What is expected — Look through the records and copy every line in which "assembly" appears.

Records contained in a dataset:
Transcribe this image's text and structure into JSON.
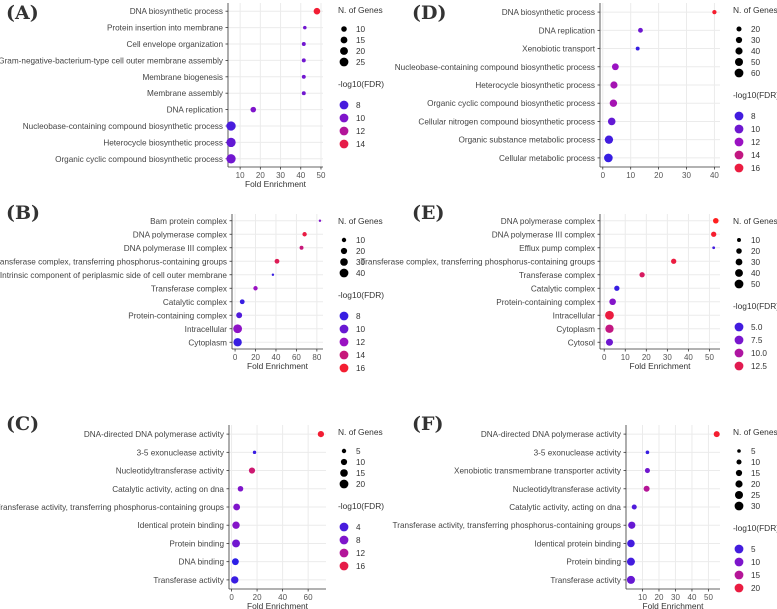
{
  "panels": [
    {
      "label": "(A)",
      "xlabel": "Fold Enrichment",
      "xlim": [
        4,
        51
      ],
      "xticks": [
        10,
        20,
        30,
        40,
        50
      ],
      "categories": [
        "DNA biosynthetic process",
        "Protein insertion into membrane",
        "Cell envelope organization",
        "Gram-negative-bacterium-type cell outer membrane assembly",
        "Membrane biogenesis",
        "Membrane assembly",
        "DNA replication",
        "Nucleobase-containing compound biosynthetic process",
        "Heterocycle biosynthetic process",
        "Organic cyclic compound biosynthetic process"
      ],
      "fold": [
        48,
        42,
        41.5,
        41.5,
        41.5,
        41.5,
        16.5,
        5.5,
        5.5,
        5.5
      ],
      "genes": [
        14,
        4,
        5,
        5,
        5,
        5,
        10,
        28,
        28,
        28
      ],
      "fdr": [
        14.5,
        9.5,
        9.5,
        9.5,
        9.5,
        9.5,
        10,
        8,
        9,
        9.5
      ],
      "size_title": "N. of Genes",
      "size_legend": [
        10,
        15,
        20,
        25
      ],
      "color_title": "-log10(FDR)",
      "color_legend": [
        8,
        10,
        12,
        14
      ],
      "fdr_range": [
        7,
        15
      ]
    },
    {
      "label": "(B)",
      "xlabel": "Fold Enrichment",
      "xlim": [
        -3,
        86
      ],
      "xticks": [
        0,
        20,
        40,
        60,
        80
      ],
      "categories": [
        "Bam protein complex",
        "DNA polymerase complex",
        "DNA polymerase III complex",
        "Transferase complex, transferring phosphorus-containing groups",
        "Intrinsic component of periplasmic side of cell outer membrane",
        "Transferase complex",
        "Catalytic complex",
        "Protein-containing complex",
        "Intracellular",
        "Cytoplasm"
      ],
      "fold": [
        83,
        68,
        65,
        41,
        37,
        20,
        7,
        4,
        2.5,
        2.5
      ],
      "genes": [
        3,
        10,
        8,
        12,
        3,
        10,
        12,
        18,
        40,
        36
      ],
      "fdr": [
        11,
        15.5,
        14,
        15,
        8,
        12,
        8,
        9,
        11.5,
        8
      ],
      "size_title": "N. of Genes",
      "size_legend": [
        10,
        20,
        30,
        40
      ],
      "color_title": "-log10(FDR)",
      "color_legend": [
        8,
        10,
        12,
        14,
        16
      ],
      "fdr_range": [
        7.5,
        16.5
      ]
    },
    {
      "label": "(C)",
      "xlabel": "Fold Enrichment",
      "xlim": [
        -2,
        74
      ],
      "xticks": [
        0,
        20,
        40,
        60
      ],
      "categories": [
        "DNA-directed DNA polymerase activity",
        "3-5 exonuclease activity",
        "Nucleotidyltransferase activity",
        "Catalytic activity, acting on dna",
        "Transferase activity, transferring phosphorus-containing groups",
        "Identical protein binding",
        "Protein binding",
        "DNA binding",
        "Transferase activity"
      ],
      "fold": [
        70,
        18,
        16,
        7,
        4,
        3.5,
        3.5,
        3,
        2.5
      ],
      "genes": [
        10,
        3,
        10,
        8,
        12,
        14,
        16,
        12,
        14
      ],
      "fdr": [
        17,
        3,
        14,
        8,
        8,
        8.5,
        7,
        2,
        3
      ],
      "size_title": "N. of Genes",
      "size_legend": [
        5,
        10,
        15,
        20
      ],
      "color_title": "-log10(FDR)",
      "color_legend": [
        4,
        8,
        12,
        16
      ],
      "fdr_range": [
        2,
        18
      ]
    },
    {
      "label": "(D)",
      "xlabel": "",
      "xlim": [
        -1,
        42
      ],
      "xticks": [
        0,
        10,
        20,
        30,
        40
      ],
      "categories": [
        "DNA biosynthetic process",
        "DNA replication",
        "Xenobiotic transport",
        "Nucleobase-containing compound biosynthetic process",
        "Heterocycle biosynthetic process",
        "Organic cyclic compound biosynthetic process",
        "Cellular nitrogen compound biosynthetic process",
        "Organic substance metabolic process",
        "Cellular metabolic process"
      ],
      "fold": [
        40,
        13.5,
        12.5,
        4.5,
        4,
        3.8,
        3.2,
        2.2,
        2
      ],
      "genes": [
        14,
        18,
        12,
        36,
        40,
        42,
        44,
        54,
        58
      ],
      "fdr": [
        16.5,
        10,
        7.5,
        12,
        12.5,
        12.5,
        9.5,
        8,
        7.5
      ],
      "size_title": "N. of Genes",
      "size_legend": [
        20,
        30,
        40,
        50,
        60
      ],
      "color_title": "-log10(FDR)",
      "color_legend": [
        8,
        10,
        12,
        14,
        16
      ],
      "fdr_range": [
        7,
        17
      ]
    },
    {
      "label": "(E)",
      "xlabel": "Fold Enrichment",
      "xlim": [
        -2,
        55
      ],
      "xticks": [
        0,
        10,
        20,
        30,
        40,
        50
      ],
      "categories": [
        "DNA polymerase complex",
        "DNA polymerase III complex",
        "Efflux pump complex",
        "Transferase complex, transferring phosphorus-containing groups",
        "Transferase complex",
        "Catalytic complex",
        "Protein-containing complex",
        "Intracellular",
        "Cytoplasm",
        "Cytosol"
      ],
      "fold": [
        53,
        52,
        52,
        33,
        18,
        6,
        4,
        2.5,
        2.5,
        2.5
      ],
      "genes": [
        20,
        18,
        5,
        18,
        18,
        18,
        28,
        50,
        45,
        32
      ],
      "fdr": [
        14,
        13.5,
        5,
        13,
        12,
        4.5,
        8,
        13,
        11,
        7
      ],
      "size_title": "N. of Genes",
      "size_legend": [
        10,
        20,
        30,
        40,
        50
      ],
      "color_title": "-log10(FDR)",
      "color_legend": [
        5.0,
        7.5,
        10.0,
        12.5
      ],
      "color_legend_labels": [
        "5.0",
        "7.5",
        "10.0",
        "12.5"
      ],
      "fdr_range": [
        4,
        14
      ]
    },
    {
      "label": "(F)",
      "xlabel": "Fold Enrichment",
      "xlim": [
        0,
        57
      ],
      "xticks": [
        10,
        20,
        30,
        40,
        50
      ],
      "categories": [
        "DNA-directed DNA polymerase activity",
        "3-5 exonuclease activity",
        "Xenobiotic transmembrane transporter activity",
        "Nucleotidyltransferase activity",
        "Catalytic activity, acting on dna",
        "Transferase activity, transferring phosphorus-containing groups",
        "Identical protein binding",
        "Protein binding",
        "Transferase activity"
      ],
      "fold": [
        55,
        13,
        13,
        12.5,
        5,
        3.5,
        3,
        3,
        3
      ],
      "genes": [
        14,
        5,
        10,
        14,
        10,
        20,
        22,
        25,
        25
      ],
      "fdr": [
        21,
        4,
        9,
        15,
        6,
        8,
        5,
        5,
        8
      ],
      "size_title": "N. of Genes",
      "size_legend": [
        5,
        10,
        15,
        20,
        25,
        30
      ],
      "color_title": "-log10(FDR)",
      "color_legend": [
        5,
        10,
        15,
        20
      ],
      "fdr_range": [
        3,
        22
      ]
    }
  ],
  "chart_data": [
    {
      "type": "scatter",
      "title": "(A)",
      "xlabel": "Fold Enrichment",
      "ylabel": "",
      "size_by": "N. of Genes",
      "color_by": "-log10(FDR)"
    },
    {
      "type": "scatter",
      "title": "(B)",
      "xlabel": "Fold Enrichment",
      "ylabel": "",
      "size_by": "N. of Genes",
      "color_by": "-log10(FDR)"
    },
    {
      "type": "scatter",
      "title": "(C)",
      "xlabel": "Fold Enrichment",
      "ylabel": "",
      "size_by": "N. of Genes",
      "color_by": "-log10(FDR)"
    },
    {
      "type": "scatter",
      "title": "(D)",
      "xlabel": "",
      "ylabel": "",
      "size_by": "N. of Genes",
      "color_by": "-log10(FDR)"
    },
    {
      "type": "scatter",
      "title": "(E)",
      "xlabel": "Fold Enrichment",
      "ylabel": "",
      "size_by": "N. of Genes",
      "color_by": "-log10(FDR)"
    },
    {
      "type": "scatter",
      "title": "(F)",
      "xlabel": "Fold Enrichment",
      "ylabel": "",
      "size_by": "N. of Genes",
      "color_by": "-log10(FDR)"
    }
  ],
  "colors": {
    "low": "#2c1fe6",
    "mid": "#9a12c2",
    "high": "#ff1f1f",
    "grid": "#ebebeb",
    "axis": "#333333",
    "dot": "#000000"
  }
}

Response below —
        "Gram-negative-bacterium-type cell outer membrane assembly",
        "Membrane assembly",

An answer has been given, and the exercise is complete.